**WHAT YOU NEED TO DO**
Gather all lines in the entries below that include the word "TIME".

**EXERCISE INPUTS**

++++++++++++++++++++

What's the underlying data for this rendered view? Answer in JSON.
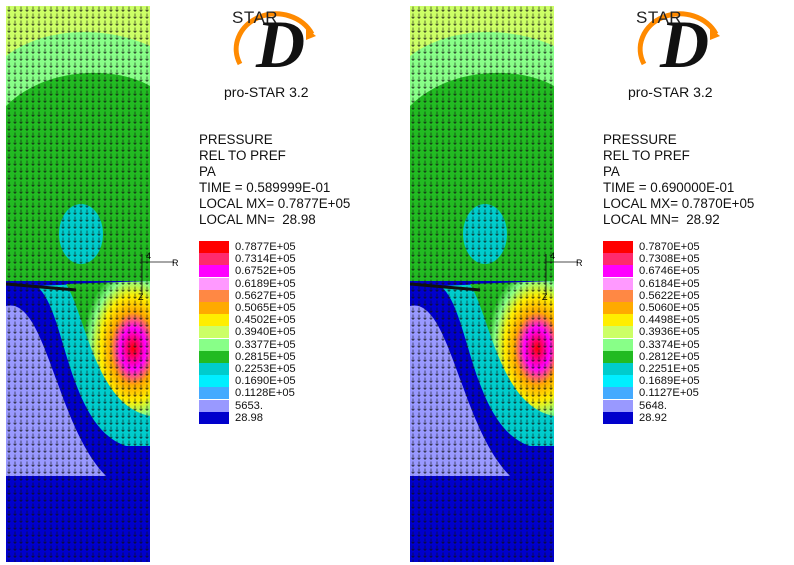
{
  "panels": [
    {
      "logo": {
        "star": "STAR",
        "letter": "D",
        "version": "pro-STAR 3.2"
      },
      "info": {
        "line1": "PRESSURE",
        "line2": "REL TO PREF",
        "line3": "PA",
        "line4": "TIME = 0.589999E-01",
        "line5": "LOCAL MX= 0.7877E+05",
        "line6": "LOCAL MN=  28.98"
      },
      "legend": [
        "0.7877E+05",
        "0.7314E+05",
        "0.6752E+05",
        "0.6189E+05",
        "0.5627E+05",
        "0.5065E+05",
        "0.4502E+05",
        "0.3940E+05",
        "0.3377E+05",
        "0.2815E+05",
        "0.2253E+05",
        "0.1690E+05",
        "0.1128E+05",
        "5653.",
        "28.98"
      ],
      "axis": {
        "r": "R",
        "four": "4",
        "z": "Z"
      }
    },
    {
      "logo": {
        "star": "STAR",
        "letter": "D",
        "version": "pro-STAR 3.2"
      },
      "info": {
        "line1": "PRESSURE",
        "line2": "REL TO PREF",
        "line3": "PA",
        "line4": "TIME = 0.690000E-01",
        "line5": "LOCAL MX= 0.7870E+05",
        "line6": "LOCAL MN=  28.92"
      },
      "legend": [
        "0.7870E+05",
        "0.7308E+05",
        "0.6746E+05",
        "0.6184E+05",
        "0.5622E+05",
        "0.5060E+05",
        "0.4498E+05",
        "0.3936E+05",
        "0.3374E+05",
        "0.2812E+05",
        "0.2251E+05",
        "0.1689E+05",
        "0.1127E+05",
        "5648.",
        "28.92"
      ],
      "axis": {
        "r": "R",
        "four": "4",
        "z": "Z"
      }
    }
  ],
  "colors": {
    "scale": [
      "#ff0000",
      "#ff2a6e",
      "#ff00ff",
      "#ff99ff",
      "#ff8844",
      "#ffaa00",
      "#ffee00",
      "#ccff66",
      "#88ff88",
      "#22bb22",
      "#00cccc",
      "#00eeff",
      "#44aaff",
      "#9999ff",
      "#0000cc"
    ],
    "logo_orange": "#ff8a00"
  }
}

++++++++++++++++++++

**FINAL RESULT**
        "line4": "TIME = 0.589999E-01",
        "line4": "TIME = 0.690000E-01",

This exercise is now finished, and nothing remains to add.